Information given:
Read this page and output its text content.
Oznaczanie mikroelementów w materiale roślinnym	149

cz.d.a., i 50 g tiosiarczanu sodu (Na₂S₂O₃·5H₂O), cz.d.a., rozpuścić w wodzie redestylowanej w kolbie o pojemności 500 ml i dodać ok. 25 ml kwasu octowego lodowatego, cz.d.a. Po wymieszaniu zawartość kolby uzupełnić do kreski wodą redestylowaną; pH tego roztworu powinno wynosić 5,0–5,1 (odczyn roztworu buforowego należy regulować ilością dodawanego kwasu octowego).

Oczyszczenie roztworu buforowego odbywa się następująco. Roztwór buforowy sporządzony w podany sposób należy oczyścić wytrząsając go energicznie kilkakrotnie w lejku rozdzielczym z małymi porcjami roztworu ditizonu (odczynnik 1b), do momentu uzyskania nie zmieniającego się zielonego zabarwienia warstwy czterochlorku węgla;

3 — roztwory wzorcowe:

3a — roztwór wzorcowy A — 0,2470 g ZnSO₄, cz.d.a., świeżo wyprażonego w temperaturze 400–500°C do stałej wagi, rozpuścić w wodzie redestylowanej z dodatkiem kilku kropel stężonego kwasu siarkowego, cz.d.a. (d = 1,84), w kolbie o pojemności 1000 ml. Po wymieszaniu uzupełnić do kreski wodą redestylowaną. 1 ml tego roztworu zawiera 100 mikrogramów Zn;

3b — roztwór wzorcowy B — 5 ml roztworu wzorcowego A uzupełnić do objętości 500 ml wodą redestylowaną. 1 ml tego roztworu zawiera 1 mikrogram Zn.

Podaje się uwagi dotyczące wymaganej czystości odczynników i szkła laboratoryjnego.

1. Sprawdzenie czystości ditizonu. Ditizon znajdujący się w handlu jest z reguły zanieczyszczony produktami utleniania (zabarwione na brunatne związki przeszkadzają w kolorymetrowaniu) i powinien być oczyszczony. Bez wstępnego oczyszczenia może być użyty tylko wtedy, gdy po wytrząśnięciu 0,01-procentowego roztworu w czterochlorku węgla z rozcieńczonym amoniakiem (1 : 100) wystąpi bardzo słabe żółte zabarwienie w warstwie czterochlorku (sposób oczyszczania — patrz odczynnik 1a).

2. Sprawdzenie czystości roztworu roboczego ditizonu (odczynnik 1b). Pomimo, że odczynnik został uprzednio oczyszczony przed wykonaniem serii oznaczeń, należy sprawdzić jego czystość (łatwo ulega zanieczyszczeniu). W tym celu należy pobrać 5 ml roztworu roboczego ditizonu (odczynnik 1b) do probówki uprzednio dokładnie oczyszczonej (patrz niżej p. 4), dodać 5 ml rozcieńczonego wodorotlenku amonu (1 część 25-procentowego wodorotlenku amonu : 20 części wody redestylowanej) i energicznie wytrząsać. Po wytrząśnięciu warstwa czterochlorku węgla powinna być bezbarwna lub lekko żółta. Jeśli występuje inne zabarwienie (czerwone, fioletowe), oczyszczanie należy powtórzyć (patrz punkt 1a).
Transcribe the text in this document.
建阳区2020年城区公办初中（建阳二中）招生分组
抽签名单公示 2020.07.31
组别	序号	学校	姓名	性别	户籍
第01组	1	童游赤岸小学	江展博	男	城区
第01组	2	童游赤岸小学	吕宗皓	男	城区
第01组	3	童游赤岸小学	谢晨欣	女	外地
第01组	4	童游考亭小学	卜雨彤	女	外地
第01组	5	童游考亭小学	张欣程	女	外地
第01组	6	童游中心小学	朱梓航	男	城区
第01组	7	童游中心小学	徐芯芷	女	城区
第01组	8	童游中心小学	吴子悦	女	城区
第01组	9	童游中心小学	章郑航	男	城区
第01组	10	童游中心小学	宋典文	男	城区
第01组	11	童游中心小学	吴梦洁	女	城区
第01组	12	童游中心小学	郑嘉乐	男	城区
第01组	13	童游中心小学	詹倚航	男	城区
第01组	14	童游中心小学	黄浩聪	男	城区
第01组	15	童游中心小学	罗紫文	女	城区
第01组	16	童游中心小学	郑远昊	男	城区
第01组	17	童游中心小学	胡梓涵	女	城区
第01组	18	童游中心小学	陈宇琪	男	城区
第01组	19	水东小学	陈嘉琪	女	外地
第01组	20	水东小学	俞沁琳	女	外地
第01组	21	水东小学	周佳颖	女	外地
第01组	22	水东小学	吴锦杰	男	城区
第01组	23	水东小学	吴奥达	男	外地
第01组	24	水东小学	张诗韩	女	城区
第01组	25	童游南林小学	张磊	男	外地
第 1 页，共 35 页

Problem details:
Find and copy every line in the entries above where the string "buforowego" occurs.

The response:
cz.d.a., i 50 g tiosiarczanu sodu (Na₂S₂O₃·5H₂O), cz.d.a., rozpuścić w wodzie redestylowanej w kolbie o pojemności 500 ml i dodać ok. 25 ml kwasu octowego lodowatego, cz.d.a. Po wymieszaniu zawartość kolby uzupełnić do kreski wodą redestylowaną; pH tego roztworu powinno wynosić 5,0–5,1 (odczyn roztworu buforowego należy regulować ilością dodawanego kwasu octowego).
Oczyszczenie roztworu buforowego odbywa się następująco. Roztwór buforowy sporządzony w podany sposób należy oczyścić wytrząsając go energicznie kilkakrotnie w lejku rozdzielczym z małymi porcjami roztworu ditizonu (odczynnik 1b), do momentu uzyskania nie zmieniającego się zielonego zabarwienia warstwy czterochlorku węgla;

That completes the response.